++++ Supplied records ++++

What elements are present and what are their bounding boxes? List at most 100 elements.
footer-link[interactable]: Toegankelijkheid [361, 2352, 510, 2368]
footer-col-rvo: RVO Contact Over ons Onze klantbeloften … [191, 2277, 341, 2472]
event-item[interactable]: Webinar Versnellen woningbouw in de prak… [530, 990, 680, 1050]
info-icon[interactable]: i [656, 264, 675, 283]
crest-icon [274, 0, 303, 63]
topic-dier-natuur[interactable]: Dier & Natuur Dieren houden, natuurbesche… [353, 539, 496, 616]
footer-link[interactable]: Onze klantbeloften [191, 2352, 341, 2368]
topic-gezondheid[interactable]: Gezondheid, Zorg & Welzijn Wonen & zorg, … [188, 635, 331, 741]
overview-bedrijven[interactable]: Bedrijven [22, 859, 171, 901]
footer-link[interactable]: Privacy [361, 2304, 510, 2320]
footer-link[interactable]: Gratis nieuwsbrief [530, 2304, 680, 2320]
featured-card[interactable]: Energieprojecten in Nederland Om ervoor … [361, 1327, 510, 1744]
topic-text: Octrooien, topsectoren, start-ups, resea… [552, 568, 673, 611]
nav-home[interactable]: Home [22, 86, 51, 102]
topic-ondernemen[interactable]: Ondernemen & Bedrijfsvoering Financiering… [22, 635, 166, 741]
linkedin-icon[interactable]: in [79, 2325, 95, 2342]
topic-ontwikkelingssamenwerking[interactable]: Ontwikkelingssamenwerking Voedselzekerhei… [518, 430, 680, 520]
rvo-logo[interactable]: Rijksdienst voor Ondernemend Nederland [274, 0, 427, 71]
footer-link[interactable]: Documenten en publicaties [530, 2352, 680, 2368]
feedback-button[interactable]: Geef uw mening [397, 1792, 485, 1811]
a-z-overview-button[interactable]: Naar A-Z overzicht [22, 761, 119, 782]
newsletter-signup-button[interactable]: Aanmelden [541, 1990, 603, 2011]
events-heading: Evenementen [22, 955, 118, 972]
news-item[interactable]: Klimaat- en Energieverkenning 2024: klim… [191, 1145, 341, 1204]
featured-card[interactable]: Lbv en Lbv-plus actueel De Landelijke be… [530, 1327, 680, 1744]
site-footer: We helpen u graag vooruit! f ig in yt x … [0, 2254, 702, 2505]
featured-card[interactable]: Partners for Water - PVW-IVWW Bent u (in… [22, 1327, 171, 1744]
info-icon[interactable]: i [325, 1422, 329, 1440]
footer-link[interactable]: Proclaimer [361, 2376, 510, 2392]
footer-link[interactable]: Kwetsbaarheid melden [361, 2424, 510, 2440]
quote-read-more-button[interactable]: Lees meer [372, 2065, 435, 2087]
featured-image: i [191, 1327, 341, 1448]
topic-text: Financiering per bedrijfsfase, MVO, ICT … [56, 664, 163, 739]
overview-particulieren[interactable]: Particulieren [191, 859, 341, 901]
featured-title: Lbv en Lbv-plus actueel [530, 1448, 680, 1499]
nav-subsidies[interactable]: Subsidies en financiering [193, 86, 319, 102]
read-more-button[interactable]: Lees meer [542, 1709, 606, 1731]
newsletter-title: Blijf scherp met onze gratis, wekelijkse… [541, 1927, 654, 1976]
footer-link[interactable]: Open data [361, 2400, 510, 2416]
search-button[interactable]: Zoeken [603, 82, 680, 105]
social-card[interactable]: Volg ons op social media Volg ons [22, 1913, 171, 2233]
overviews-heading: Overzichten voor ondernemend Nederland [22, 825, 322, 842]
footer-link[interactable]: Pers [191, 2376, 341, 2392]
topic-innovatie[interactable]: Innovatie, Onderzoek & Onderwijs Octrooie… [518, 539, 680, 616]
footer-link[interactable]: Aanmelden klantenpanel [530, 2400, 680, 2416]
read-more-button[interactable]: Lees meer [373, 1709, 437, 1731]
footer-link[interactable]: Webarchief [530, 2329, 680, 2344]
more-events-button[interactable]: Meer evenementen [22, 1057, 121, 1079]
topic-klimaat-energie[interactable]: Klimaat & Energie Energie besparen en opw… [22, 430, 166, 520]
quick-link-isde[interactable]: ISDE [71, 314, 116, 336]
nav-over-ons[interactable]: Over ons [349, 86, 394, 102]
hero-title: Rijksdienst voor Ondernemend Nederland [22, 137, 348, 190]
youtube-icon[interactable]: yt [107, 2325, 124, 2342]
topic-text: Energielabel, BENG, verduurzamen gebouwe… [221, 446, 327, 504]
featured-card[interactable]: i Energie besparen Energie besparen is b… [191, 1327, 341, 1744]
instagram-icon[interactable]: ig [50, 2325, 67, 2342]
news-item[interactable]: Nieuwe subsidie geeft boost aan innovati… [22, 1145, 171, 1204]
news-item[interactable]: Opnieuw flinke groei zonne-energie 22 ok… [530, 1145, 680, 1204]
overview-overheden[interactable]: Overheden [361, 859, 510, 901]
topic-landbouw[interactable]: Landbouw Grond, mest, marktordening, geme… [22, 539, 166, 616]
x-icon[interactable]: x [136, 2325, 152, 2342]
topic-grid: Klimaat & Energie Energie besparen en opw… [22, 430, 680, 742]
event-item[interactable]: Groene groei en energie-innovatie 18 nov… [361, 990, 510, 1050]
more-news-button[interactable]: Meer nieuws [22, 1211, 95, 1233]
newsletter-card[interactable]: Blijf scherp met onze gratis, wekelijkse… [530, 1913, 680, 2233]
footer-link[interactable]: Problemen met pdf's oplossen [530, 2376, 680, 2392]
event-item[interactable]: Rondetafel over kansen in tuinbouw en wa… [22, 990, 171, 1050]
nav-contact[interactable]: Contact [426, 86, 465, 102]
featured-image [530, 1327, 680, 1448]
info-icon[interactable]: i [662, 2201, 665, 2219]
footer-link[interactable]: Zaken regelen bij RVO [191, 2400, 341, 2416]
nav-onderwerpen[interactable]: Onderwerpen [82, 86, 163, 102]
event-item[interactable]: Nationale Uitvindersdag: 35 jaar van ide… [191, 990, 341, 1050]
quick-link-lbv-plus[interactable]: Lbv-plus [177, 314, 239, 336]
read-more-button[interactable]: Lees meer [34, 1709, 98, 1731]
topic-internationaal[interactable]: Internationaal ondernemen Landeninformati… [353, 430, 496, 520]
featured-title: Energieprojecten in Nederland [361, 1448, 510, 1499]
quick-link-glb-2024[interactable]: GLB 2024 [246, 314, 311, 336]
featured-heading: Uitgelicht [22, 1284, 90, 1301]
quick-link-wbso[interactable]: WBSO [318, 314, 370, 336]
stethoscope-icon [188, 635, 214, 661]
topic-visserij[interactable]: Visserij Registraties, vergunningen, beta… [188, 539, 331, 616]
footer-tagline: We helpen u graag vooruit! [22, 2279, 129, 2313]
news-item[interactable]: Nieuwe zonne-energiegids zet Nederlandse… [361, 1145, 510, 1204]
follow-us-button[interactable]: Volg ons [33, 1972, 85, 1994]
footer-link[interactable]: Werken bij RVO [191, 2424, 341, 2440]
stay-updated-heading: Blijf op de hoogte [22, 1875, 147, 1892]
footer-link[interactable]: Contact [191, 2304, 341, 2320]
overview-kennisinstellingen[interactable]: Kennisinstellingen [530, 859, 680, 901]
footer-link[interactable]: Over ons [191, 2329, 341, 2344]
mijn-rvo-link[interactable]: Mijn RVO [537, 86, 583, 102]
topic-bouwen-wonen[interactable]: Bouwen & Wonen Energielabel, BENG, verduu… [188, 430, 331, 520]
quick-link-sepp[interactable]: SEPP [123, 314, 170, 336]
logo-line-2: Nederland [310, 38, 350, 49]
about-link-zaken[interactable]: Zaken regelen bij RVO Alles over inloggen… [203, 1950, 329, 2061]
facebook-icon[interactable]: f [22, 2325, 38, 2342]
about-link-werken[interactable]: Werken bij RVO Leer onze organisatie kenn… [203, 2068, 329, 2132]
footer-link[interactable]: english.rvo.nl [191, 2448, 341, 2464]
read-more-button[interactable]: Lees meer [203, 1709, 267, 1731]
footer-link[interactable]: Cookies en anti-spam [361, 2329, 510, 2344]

++++

# Exercise instructions
Rewrite the rows from the start through the line containing "event-item[interactable]: Webinar Versnellen", replacing "Toegankelijkheid" with "Accessibility" and leaving everything else unchanged.

# Task output
What elements are present and what are their bounding boxes? List at most 100 elements.
footer-link[interactable]: Accessibility [361, 2352, 510, 2368]
footer-col-rvo: RVO Contact Over ons Onze klantbeloften … [191, 2277, 341, 2472]
event-item[interactable]: Webinar Versnellen woningbouw in de prak… [530, 990, 680, 1050]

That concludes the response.